Source records
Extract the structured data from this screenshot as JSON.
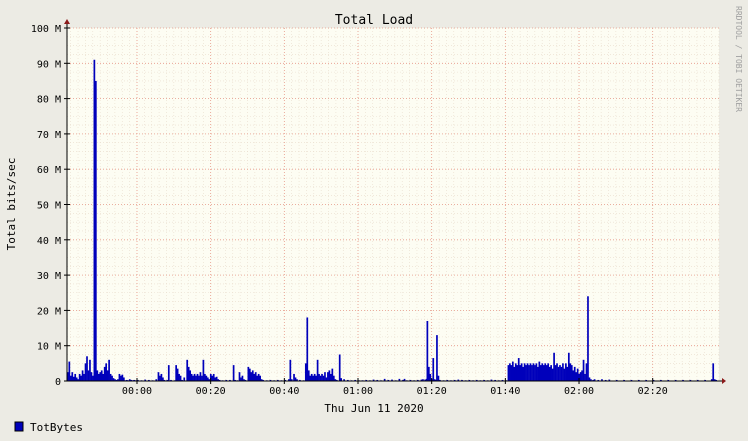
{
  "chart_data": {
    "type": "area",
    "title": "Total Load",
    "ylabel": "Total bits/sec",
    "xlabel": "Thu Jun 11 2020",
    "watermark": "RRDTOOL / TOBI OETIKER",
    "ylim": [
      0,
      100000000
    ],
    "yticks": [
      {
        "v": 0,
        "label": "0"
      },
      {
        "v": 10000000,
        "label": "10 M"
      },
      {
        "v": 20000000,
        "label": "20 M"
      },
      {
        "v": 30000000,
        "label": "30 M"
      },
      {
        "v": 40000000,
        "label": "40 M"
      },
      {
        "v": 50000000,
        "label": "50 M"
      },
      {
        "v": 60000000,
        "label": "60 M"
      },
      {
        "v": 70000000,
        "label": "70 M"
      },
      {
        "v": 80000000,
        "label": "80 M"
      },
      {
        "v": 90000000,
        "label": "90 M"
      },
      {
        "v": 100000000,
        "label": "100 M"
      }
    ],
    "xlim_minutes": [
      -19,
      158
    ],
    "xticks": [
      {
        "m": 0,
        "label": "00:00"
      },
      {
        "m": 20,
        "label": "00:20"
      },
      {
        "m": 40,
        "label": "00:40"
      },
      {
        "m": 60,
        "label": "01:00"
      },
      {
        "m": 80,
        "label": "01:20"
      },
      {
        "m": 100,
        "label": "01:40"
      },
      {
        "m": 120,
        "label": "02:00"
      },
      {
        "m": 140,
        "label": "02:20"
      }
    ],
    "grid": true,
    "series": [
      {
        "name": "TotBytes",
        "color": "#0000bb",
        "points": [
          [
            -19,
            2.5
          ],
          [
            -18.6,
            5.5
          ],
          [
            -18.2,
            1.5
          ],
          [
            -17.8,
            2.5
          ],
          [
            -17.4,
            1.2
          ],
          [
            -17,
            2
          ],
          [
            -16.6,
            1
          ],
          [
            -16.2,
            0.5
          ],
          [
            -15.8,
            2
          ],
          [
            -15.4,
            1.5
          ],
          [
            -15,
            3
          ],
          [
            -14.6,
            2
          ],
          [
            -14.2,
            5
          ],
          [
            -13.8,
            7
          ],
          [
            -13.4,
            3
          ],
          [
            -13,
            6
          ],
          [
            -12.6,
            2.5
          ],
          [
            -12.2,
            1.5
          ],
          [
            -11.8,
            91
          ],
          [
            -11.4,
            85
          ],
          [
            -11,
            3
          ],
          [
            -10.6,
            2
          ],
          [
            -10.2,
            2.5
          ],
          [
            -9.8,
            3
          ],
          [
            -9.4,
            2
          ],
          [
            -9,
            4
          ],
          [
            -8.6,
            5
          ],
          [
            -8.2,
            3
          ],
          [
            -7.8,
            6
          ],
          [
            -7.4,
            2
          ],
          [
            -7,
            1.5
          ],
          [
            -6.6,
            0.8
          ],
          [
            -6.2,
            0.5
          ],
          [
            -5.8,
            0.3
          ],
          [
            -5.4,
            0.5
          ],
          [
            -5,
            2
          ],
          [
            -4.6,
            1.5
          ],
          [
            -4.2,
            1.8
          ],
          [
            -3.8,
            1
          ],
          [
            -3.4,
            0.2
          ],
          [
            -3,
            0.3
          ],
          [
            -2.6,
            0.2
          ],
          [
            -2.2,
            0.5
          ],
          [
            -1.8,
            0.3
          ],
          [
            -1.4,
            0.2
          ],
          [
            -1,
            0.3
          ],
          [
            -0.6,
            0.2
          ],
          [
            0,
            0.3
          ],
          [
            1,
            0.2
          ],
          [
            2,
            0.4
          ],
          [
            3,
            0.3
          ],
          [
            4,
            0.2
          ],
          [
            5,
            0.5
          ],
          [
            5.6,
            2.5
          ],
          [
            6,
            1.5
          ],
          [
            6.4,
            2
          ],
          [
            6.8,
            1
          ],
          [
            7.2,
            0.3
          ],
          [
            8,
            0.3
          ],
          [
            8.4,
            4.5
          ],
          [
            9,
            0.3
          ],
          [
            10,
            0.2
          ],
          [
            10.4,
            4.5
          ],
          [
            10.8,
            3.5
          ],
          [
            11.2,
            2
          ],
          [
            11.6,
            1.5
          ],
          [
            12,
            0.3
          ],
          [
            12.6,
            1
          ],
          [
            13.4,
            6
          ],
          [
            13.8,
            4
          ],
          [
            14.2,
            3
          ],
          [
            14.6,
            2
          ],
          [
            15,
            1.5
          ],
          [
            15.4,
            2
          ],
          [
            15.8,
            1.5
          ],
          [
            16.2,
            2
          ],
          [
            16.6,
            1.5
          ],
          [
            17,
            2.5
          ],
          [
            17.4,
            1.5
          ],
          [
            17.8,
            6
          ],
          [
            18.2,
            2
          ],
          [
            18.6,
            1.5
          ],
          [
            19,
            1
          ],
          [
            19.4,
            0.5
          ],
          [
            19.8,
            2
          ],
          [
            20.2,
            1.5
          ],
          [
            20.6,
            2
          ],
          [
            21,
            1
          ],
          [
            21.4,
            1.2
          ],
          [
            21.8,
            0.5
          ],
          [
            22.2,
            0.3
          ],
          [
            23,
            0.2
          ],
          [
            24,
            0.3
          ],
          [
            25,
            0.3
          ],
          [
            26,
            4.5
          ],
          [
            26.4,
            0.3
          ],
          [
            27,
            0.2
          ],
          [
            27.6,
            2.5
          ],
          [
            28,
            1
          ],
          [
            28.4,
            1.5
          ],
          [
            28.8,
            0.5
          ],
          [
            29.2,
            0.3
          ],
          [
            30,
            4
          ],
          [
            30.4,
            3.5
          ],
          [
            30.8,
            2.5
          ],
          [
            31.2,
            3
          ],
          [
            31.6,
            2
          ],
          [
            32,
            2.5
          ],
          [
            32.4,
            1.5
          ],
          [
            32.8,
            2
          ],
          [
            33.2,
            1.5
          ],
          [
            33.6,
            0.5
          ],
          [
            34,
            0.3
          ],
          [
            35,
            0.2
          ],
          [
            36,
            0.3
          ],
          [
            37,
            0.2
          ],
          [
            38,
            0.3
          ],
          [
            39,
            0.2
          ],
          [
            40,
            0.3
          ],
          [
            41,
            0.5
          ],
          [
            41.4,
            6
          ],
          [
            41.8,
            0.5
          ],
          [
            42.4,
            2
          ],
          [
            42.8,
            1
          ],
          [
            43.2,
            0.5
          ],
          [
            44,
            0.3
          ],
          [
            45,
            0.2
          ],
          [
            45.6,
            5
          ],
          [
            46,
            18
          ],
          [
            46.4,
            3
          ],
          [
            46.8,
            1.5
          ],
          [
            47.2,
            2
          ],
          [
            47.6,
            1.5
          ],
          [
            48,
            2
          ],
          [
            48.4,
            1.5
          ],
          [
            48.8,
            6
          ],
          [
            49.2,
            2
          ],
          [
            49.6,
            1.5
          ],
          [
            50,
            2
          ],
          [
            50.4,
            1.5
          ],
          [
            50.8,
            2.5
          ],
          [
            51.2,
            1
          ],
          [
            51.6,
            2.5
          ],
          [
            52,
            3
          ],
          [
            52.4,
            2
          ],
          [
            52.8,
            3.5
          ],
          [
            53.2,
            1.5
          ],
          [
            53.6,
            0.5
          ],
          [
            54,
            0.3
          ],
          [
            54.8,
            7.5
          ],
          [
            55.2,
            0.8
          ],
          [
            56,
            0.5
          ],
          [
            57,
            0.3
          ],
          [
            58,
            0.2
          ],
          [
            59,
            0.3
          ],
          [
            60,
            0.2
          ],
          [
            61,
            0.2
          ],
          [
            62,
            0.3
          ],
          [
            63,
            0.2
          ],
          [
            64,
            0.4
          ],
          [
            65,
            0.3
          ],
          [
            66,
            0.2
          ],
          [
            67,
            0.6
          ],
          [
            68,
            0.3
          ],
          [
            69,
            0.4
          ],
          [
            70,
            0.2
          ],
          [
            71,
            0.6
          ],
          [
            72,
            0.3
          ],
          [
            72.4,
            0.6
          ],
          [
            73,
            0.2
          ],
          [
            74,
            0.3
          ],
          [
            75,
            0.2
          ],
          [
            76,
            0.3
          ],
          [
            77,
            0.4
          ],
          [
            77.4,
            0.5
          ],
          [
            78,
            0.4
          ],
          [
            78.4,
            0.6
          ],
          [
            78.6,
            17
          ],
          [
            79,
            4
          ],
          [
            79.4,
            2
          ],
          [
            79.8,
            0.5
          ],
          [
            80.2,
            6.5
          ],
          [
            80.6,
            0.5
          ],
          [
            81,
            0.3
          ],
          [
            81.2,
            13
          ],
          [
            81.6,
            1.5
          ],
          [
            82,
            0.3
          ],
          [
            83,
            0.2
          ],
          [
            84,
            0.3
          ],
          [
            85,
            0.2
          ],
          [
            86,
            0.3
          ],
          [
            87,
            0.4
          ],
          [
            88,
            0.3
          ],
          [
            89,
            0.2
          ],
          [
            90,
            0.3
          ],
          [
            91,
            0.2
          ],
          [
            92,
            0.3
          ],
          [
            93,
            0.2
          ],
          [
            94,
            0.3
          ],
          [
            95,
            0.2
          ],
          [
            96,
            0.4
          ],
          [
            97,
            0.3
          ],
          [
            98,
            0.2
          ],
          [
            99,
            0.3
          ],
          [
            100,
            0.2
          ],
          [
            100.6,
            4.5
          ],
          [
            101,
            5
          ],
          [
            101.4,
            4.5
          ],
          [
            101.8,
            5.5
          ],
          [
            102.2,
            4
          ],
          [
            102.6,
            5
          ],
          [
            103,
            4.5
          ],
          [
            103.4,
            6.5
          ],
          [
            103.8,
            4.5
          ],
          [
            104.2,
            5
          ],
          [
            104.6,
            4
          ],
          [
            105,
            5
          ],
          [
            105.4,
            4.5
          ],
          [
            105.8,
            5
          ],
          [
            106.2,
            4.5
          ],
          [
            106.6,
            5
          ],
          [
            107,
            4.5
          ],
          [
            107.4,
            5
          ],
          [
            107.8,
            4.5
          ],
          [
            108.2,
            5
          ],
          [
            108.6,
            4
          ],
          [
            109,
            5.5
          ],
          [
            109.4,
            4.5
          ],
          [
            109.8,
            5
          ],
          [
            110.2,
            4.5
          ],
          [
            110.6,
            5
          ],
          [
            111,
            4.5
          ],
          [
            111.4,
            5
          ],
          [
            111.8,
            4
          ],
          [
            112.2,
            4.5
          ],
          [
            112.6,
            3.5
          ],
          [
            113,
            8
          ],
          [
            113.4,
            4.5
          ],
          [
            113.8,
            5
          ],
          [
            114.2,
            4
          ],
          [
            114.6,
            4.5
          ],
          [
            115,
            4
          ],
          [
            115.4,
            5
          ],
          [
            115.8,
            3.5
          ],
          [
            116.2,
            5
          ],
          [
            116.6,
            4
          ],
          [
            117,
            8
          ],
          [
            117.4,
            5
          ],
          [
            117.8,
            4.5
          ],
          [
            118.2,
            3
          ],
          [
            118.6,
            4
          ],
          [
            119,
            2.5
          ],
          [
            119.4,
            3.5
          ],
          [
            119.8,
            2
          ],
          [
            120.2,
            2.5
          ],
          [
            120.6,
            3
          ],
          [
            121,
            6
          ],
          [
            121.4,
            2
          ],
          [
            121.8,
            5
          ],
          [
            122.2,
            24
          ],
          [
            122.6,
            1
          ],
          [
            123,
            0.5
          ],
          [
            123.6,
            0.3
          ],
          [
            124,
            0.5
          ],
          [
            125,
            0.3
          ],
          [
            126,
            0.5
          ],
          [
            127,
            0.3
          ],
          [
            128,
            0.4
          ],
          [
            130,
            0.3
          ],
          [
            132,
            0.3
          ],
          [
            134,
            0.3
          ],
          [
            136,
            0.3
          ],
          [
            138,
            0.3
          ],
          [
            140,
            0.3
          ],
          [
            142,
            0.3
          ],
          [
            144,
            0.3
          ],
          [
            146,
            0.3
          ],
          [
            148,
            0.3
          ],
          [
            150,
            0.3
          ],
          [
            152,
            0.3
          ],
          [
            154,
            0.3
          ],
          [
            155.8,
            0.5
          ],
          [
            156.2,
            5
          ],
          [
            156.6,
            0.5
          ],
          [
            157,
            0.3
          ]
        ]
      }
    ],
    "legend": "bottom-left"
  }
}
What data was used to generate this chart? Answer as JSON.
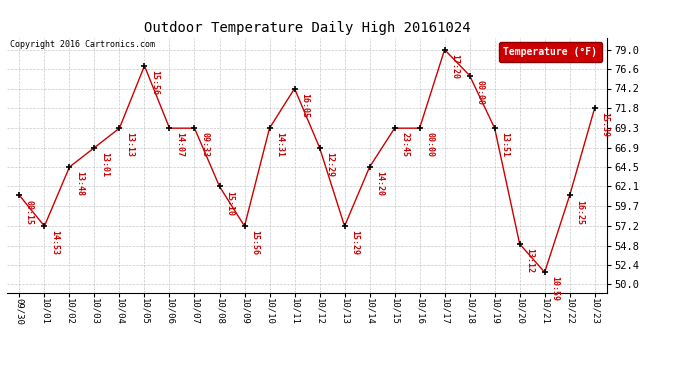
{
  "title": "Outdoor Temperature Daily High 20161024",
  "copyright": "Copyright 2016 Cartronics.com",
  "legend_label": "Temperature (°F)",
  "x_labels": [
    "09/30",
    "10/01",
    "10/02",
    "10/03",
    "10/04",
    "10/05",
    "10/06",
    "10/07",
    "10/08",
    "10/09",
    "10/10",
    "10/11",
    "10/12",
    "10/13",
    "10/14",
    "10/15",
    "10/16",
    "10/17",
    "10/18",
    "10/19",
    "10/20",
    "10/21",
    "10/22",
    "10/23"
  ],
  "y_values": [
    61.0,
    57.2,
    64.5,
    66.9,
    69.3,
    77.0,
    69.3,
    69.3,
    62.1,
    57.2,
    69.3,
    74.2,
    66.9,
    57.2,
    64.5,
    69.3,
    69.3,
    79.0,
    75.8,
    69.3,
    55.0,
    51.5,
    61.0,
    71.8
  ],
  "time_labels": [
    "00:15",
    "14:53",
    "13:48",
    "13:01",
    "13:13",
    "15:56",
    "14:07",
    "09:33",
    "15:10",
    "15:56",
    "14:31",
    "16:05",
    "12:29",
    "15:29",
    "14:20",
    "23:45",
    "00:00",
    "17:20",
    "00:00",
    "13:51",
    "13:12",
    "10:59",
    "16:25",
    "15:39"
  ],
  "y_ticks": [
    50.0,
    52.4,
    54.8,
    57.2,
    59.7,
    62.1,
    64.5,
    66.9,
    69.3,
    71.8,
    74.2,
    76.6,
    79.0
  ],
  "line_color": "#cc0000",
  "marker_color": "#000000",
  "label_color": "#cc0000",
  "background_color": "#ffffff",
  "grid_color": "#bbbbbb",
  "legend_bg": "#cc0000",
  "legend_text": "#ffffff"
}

STATED PROBLEM
Exactly as written, give again every line from the one containing "What data was" through the last line of the material, both included, with the pictures left out.

RIGHT ANSWER
What data was used to generate this chart? Answer as JSON.
{
  "title": "Outdoor Temperature Daily High 20161024",
  "copyright": "Copyright 2016 Cartronics.com",
  "legend_label": "Temperature (°F)",
  "x_labels": [
    "09/30",
    "10/01",
    "10/02",
    "10/03",
    "10/04",
    "10/05",
    "10/06",
    "10/07",
    "10/08",
    "10/09",
    "10/10",
    "10/11",
    "10/12",
    "10/13",
    "10/14",
    "10/15",
    "10/16",
    "10/17",
    "10/18",
    "10/19",
    "10/20",
    "10/21",
    "10/22",
    "10/23"
  ],
  "y_values": [
    61.0,
    57.2,
    64.5,
    66.9,
    69.3,
    77.0,
    69.3,
    69.3,
    62.1,
    57.2,
    69.3,
    74.2,
    66.9,
    57.2,
    64.5,
    69.3,
    69.3,
    79.0,
    75.8,
    69.3,
    55.0,
    51.5,
    61.0,
    71.8
  ],
  "time_labels": [
    "00:15",
    "14:53",
    "13:48",
    "13:01",
    "13:13",
    "15:56",
    "14:07",
    "09:33",
    "15:10",
    "15:56",
    "14:31",
    "16:05",
    "12:29",
    "15:29",
    "14:20",
    "23:45",
    "00:00",
    "17:20",
    "00:00",
    "13:51",
    "13:12",
    "10:59",
    "16:25",
    "15:39"
  ],
  "y_ticks": [
    50.0,
    52.4,
    54.8,
    57.2,
    59.7,
    62.1,
    64.5,
    66.9,
    69.3,
    71.8,
    74.2,
    76.6,
    79.0
  ],
  "line_color": "#cc0000",
  "marker_color": "#000000",
  "label_color": "#cc0000",
  "background_color": "#ffffff",
  "grid_color": "#bbbbbb",
  "legend_bg": "#cc0000",
  "legend_text": "#ffffff"
}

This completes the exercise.